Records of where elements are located
##############################

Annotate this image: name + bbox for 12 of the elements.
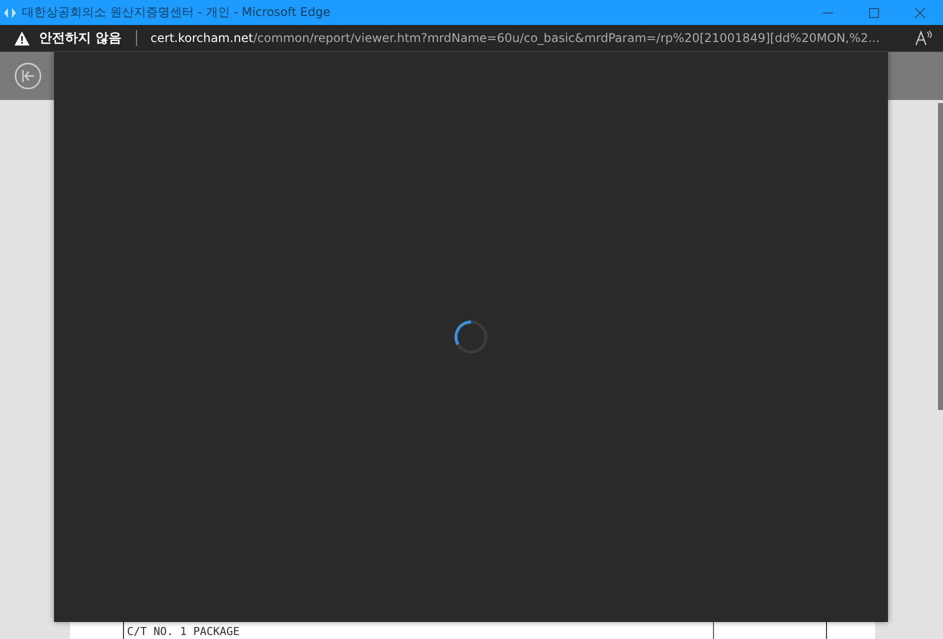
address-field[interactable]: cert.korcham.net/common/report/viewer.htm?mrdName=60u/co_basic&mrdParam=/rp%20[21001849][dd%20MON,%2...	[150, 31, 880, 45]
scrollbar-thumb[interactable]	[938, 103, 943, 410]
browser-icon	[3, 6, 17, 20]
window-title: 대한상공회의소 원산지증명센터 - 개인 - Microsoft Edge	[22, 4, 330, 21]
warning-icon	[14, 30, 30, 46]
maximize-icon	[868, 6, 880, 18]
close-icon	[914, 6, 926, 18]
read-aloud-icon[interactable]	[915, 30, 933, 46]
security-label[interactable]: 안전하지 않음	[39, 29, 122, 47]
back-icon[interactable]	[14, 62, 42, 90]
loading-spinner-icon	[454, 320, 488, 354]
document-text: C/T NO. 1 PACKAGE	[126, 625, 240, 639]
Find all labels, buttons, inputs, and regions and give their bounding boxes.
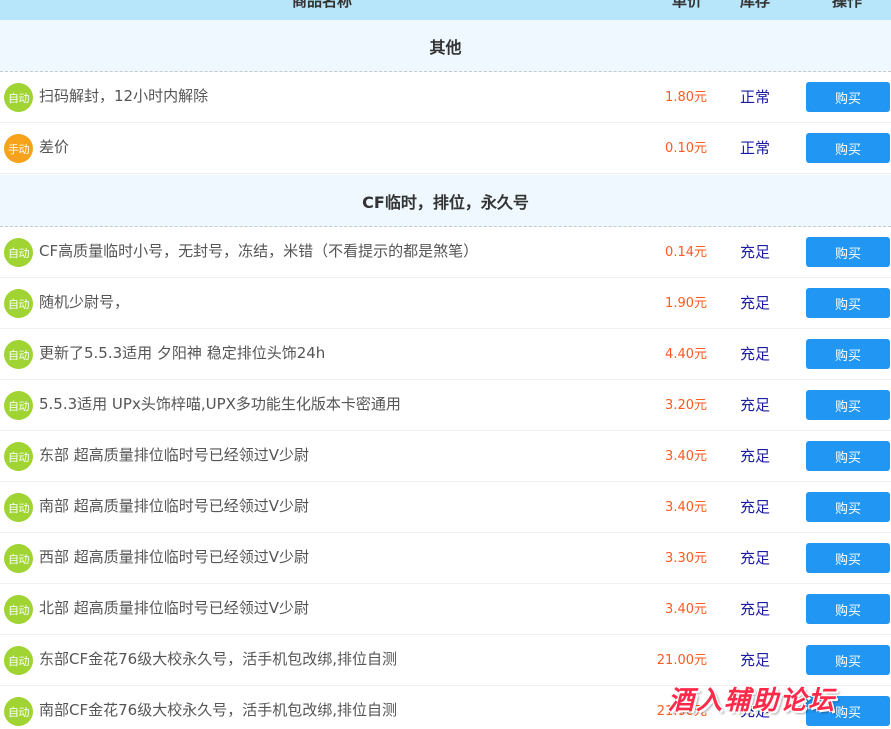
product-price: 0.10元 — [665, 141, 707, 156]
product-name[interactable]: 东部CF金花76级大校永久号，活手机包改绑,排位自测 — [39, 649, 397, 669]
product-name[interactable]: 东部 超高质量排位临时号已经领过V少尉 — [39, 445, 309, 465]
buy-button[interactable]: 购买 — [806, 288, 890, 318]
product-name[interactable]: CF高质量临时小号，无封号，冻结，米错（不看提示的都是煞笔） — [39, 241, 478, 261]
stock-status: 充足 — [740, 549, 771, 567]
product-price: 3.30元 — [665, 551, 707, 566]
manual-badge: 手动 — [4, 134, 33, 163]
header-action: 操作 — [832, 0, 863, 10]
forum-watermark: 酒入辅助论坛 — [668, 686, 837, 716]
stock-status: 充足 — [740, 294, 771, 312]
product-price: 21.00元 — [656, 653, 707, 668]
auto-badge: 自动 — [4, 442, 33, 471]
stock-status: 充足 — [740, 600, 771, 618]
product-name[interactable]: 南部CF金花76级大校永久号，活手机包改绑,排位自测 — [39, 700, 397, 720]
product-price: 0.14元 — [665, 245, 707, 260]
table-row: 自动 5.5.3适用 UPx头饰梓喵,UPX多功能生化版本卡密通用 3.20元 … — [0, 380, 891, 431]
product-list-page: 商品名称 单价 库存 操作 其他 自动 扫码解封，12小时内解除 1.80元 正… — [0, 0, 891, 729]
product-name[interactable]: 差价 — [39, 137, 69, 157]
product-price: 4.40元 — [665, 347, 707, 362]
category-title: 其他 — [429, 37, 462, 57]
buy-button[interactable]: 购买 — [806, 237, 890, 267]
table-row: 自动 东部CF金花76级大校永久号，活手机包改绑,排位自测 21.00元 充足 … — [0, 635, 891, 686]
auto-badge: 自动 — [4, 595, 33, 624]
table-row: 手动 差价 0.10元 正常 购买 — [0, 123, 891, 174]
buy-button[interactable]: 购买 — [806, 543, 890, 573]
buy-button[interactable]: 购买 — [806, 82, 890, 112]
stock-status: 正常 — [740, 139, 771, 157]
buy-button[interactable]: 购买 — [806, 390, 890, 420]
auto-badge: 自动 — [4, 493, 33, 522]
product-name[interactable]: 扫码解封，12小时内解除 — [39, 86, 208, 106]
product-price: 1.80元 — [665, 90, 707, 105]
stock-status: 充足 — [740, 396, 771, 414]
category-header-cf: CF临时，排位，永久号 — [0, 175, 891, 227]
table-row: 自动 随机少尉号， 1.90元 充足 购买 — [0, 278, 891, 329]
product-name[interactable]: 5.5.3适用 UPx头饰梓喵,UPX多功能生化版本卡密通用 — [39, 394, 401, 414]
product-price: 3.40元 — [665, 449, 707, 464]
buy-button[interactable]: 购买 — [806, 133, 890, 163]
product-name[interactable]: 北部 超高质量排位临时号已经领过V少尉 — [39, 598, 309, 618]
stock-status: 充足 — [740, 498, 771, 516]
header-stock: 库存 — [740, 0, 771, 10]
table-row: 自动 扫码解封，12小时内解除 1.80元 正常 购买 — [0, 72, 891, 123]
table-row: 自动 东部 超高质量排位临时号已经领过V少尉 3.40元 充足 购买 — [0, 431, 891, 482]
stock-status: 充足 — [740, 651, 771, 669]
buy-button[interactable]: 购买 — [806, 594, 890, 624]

##############################

--- GOAL OF THE EXERCISE ---
Update the part that opens with the line containing "product-price: 0.10元 — [665, 141, 707, 156]" and closes with the line containing "forum-watermark: 酒入辅助论坛 —" by writing those lines out again with "product-price" changed to "unit-price" and everything else left as it is.

--- OUTPUT ---
unit-price: 0.10元 — [665, 141, 707, 156]
product-name[interactable]: 东部CF金花76级大校永久号，活手机包改绑,排位自测 — [39, 649, 397, 669]
product-name[interactable]: 东部 超高质量排位临时号已经领过V少尉 — [39, 445, 309, 465]
buy-button[interactable]: 购买 — [806, 288, 890, 318]
product-name[interactable]: CF高质量临时小号，无封号，冻结，米错（不看提示的都是煞笔） — [39, 241, 478, 261]
stock-status: 充足 — [740, 549, 771, 567]
unit-price: 3.30元 — [665, 551, 707, 566]
manual-badge: 手动 — [4, 134, 33, 163]
header-action: 操作 — [832, 0, 863, 10]
forum-watermark: 酒入辅助论坛 — [668, 686, 837, 716]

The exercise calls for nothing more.